AIM
Look through the data below. Show each line where the string "疫苗名称" occurs.

** Start ENTRIES SUPPLIED **

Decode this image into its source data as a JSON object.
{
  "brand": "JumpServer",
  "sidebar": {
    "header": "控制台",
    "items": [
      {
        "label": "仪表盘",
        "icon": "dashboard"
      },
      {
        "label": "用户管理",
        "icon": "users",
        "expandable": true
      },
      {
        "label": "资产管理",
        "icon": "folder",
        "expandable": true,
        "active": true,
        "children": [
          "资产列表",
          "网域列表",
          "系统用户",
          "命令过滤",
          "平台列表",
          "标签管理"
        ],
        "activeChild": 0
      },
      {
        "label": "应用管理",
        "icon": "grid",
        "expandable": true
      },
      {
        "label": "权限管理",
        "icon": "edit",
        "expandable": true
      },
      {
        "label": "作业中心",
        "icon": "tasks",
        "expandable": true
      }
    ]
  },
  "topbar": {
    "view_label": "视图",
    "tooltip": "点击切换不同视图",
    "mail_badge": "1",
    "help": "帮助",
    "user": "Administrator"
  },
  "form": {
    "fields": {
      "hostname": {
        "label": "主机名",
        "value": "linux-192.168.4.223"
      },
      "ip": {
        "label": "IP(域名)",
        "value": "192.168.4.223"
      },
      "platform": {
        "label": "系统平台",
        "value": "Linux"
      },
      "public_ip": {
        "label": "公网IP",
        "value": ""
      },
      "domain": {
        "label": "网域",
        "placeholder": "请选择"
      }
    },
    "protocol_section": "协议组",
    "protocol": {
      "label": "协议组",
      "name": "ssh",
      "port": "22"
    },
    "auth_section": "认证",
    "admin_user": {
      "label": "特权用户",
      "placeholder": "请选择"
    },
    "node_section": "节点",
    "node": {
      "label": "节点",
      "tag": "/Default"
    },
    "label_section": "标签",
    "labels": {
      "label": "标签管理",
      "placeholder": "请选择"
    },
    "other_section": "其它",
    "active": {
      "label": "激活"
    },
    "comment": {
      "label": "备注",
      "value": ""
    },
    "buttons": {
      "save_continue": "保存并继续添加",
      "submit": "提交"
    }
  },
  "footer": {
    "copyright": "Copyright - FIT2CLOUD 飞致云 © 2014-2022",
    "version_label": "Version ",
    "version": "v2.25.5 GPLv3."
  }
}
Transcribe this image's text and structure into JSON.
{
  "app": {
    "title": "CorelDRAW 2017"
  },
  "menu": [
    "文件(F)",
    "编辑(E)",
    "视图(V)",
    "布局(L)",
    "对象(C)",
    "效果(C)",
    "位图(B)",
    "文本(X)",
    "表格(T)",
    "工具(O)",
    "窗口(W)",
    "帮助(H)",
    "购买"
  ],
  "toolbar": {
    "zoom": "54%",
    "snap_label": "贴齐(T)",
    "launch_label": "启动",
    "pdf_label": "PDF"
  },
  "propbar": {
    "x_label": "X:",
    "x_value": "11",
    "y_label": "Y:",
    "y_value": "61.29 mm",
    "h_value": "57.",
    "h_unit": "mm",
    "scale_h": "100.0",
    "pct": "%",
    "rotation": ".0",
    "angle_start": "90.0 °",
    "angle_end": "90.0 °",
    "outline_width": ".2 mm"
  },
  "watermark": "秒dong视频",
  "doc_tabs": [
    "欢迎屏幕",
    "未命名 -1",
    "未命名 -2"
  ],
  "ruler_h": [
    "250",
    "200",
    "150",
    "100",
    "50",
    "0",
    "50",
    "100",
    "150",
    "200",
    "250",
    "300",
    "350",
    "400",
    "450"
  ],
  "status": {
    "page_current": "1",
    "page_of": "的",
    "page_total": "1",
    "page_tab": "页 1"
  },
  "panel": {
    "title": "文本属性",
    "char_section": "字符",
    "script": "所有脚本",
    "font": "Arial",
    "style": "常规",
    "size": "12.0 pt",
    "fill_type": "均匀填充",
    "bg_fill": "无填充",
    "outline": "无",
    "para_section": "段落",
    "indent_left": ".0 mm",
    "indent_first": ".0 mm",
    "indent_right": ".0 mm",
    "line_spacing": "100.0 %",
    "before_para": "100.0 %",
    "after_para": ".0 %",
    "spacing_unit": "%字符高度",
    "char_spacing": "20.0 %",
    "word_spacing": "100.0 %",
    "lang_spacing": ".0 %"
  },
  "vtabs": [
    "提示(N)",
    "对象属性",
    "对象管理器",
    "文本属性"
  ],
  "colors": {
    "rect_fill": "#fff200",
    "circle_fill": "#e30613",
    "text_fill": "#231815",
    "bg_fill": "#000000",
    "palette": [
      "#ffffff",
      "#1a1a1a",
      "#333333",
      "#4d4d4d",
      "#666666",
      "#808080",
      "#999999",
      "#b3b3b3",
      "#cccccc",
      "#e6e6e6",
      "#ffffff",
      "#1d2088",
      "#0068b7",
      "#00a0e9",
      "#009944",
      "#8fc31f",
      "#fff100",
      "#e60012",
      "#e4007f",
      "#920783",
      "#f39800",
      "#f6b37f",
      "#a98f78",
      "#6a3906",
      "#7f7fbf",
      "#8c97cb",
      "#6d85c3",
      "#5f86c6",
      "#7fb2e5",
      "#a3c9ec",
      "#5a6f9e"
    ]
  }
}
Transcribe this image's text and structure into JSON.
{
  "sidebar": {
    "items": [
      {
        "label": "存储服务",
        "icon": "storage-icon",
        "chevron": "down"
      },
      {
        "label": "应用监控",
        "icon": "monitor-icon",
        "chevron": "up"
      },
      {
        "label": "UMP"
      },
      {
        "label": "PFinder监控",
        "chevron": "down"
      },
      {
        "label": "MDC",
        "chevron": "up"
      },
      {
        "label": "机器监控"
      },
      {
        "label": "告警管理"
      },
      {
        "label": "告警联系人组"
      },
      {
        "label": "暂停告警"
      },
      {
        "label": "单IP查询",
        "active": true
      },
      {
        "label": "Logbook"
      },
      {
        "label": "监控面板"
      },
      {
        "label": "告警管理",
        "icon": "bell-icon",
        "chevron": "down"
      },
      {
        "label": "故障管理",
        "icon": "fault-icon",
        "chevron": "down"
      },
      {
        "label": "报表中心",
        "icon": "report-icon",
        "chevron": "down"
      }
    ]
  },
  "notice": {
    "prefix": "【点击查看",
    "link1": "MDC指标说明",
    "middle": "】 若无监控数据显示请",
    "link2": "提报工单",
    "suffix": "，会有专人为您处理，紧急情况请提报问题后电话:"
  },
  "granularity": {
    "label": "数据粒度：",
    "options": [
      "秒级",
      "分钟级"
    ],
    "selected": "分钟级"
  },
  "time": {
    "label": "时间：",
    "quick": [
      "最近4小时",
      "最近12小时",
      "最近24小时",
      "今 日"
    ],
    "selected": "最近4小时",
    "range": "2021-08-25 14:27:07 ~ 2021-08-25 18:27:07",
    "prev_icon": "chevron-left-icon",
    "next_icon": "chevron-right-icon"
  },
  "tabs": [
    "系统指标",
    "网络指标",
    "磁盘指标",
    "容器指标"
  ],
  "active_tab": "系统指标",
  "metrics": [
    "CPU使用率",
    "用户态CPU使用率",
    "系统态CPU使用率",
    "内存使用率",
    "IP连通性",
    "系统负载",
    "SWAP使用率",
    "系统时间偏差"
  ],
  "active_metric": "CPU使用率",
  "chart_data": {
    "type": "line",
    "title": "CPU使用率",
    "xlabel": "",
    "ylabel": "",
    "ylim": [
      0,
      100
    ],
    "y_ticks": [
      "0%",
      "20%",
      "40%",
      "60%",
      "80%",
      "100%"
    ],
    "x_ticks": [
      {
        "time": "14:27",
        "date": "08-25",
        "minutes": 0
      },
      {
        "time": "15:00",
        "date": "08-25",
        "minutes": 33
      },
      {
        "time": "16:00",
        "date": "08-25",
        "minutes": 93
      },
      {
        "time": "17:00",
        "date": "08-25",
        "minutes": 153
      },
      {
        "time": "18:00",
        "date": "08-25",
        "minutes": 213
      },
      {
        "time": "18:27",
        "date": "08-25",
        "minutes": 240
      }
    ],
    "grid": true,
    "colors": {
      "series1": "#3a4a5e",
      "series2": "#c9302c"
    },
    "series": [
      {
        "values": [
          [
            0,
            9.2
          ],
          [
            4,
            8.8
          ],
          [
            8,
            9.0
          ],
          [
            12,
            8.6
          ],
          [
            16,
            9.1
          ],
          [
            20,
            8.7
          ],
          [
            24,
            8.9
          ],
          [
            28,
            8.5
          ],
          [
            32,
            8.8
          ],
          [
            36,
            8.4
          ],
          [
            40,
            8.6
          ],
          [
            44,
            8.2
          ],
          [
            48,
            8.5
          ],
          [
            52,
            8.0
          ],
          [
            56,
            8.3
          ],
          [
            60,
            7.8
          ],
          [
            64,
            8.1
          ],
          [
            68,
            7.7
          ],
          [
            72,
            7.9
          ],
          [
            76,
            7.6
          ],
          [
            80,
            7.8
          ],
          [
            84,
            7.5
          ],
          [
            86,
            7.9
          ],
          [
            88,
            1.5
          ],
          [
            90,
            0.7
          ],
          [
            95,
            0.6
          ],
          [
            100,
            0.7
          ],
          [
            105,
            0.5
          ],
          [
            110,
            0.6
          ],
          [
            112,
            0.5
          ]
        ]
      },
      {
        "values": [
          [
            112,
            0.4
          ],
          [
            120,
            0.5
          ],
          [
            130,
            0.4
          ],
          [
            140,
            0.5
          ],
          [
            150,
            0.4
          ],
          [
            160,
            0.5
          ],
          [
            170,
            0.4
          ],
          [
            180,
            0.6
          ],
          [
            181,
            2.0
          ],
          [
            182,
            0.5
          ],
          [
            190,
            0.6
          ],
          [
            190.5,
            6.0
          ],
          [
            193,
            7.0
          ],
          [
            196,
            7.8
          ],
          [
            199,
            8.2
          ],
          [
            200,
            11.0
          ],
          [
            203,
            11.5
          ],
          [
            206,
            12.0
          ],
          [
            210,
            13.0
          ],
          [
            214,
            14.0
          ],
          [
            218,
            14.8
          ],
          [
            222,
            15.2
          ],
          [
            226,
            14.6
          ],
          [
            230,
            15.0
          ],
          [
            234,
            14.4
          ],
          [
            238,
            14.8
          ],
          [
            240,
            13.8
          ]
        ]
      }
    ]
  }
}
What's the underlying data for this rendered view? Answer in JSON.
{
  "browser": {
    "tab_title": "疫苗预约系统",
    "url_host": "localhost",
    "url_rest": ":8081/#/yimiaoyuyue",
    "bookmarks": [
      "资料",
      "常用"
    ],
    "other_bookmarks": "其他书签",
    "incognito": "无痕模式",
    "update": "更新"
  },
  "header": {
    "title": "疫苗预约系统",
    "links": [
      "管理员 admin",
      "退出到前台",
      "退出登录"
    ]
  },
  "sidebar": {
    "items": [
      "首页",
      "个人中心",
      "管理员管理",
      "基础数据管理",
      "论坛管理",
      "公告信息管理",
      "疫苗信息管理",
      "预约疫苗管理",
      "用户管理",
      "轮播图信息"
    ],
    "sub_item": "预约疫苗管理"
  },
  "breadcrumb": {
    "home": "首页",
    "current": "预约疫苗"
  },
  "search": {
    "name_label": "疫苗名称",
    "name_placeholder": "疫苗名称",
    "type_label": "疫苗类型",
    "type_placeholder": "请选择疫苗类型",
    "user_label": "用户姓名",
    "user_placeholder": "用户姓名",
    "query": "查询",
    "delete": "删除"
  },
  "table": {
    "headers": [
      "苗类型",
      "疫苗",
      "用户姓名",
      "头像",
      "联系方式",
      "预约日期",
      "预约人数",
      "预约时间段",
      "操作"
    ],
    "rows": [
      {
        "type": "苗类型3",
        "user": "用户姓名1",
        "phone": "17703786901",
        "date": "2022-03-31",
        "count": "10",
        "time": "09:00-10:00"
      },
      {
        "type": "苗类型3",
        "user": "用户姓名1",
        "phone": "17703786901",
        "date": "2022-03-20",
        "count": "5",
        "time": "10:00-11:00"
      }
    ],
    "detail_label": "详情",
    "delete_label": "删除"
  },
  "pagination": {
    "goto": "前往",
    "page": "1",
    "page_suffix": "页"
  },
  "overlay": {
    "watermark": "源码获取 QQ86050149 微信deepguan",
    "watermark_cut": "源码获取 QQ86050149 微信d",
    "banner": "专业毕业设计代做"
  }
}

** End ENTRIES SUPPLIED **

ANSWER BELOW
    "name_label": "疫苗名称",
    "name_placeholder": "疫苗名称",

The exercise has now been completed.